---------- Records for processing ----------
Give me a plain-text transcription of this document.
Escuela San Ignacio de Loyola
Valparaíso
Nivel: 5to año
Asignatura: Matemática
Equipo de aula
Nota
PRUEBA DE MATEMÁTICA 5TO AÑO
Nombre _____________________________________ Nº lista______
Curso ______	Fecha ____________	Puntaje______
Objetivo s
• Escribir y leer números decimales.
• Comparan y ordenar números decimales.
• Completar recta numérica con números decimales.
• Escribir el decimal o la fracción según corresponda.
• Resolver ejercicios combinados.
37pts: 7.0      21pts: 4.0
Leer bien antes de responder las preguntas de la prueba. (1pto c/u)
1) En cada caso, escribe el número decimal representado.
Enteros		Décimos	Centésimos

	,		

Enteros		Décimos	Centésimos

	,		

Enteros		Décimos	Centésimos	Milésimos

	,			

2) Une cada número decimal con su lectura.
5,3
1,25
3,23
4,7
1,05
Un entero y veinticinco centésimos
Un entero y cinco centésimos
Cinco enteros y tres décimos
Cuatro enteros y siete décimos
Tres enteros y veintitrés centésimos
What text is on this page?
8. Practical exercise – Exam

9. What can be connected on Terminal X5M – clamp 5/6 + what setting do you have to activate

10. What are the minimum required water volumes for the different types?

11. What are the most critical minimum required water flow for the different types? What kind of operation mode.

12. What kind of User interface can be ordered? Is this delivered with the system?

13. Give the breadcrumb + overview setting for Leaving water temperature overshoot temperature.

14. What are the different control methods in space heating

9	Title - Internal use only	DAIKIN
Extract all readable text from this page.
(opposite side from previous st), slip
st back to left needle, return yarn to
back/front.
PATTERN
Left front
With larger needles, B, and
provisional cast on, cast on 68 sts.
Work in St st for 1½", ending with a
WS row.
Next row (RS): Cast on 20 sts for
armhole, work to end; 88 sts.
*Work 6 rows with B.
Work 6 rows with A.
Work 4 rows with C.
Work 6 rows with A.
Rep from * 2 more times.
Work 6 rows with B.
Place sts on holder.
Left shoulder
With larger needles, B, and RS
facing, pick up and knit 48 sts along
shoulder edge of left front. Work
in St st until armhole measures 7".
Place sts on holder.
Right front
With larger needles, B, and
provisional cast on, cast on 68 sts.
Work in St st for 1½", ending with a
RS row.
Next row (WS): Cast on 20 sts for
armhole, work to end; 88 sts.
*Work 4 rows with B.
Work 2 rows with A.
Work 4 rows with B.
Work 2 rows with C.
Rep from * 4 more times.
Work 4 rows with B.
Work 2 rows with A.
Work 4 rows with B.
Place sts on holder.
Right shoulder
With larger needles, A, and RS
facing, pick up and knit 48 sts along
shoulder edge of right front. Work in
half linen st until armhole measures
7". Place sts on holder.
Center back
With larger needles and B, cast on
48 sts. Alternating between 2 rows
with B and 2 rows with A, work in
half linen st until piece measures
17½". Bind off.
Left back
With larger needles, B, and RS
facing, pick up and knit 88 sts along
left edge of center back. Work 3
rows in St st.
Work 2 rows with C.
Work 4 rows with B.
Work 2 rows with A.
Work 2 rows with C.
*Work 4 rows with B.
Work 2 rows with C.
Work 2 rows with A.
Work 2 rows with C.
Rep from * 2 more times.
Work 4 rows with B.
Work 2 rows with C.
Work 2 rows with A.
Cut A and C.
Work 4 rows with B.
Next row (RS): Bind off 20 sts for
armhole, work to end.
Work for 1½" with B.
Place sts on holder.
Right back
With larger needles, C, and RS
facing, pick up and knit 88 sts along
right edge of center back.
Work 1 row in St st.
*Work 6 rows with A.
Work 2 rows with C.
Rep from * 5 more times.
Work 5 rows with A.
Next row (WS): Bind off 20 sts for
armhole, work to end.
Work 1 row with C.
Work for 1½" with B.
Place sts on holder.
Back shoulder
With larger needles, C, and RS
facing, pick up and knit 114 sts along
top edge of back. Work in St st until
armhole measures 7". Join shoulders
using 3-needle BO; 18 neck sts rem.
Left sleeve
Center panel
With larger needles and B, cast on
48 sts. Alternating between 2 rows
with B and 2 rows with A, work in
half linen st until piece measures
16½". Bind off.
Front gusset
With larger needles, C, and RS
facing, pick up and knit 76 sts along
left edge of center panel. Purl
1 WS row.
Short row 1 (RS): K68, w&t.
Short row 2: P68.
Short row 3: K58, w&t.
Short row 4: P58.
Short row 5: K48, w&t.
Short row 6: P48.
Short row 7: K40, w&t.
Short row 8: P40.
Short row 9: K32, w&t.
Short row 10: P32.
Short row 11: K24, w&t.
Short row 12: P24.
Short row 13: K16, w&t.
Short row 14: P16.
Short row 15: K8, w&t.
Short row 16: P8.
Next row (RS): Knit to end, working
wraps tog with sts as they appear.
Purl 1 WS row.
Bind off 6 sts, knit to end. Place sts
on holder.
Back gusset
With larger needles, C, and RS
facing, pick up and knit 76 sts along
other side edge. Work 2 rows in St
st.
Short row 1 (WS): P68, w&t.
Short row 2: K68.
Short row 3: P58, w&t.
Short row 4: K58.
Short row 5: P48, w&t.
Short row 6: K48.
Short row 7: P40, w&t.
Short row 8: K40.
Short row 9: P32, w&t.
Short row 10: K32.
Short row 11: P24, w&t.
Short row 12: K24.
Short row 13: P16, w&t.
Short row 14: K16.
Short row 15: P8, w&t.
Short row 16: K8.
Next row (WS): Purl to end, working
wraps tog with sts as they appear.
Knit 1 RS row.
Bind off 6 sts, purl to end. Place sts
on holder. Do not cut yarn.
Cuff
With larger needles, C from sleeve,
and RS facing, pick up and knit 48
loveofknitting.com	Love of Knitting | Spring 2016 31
----------
Give the number of lines in the listing above that hold the string "What", with nothing else.

6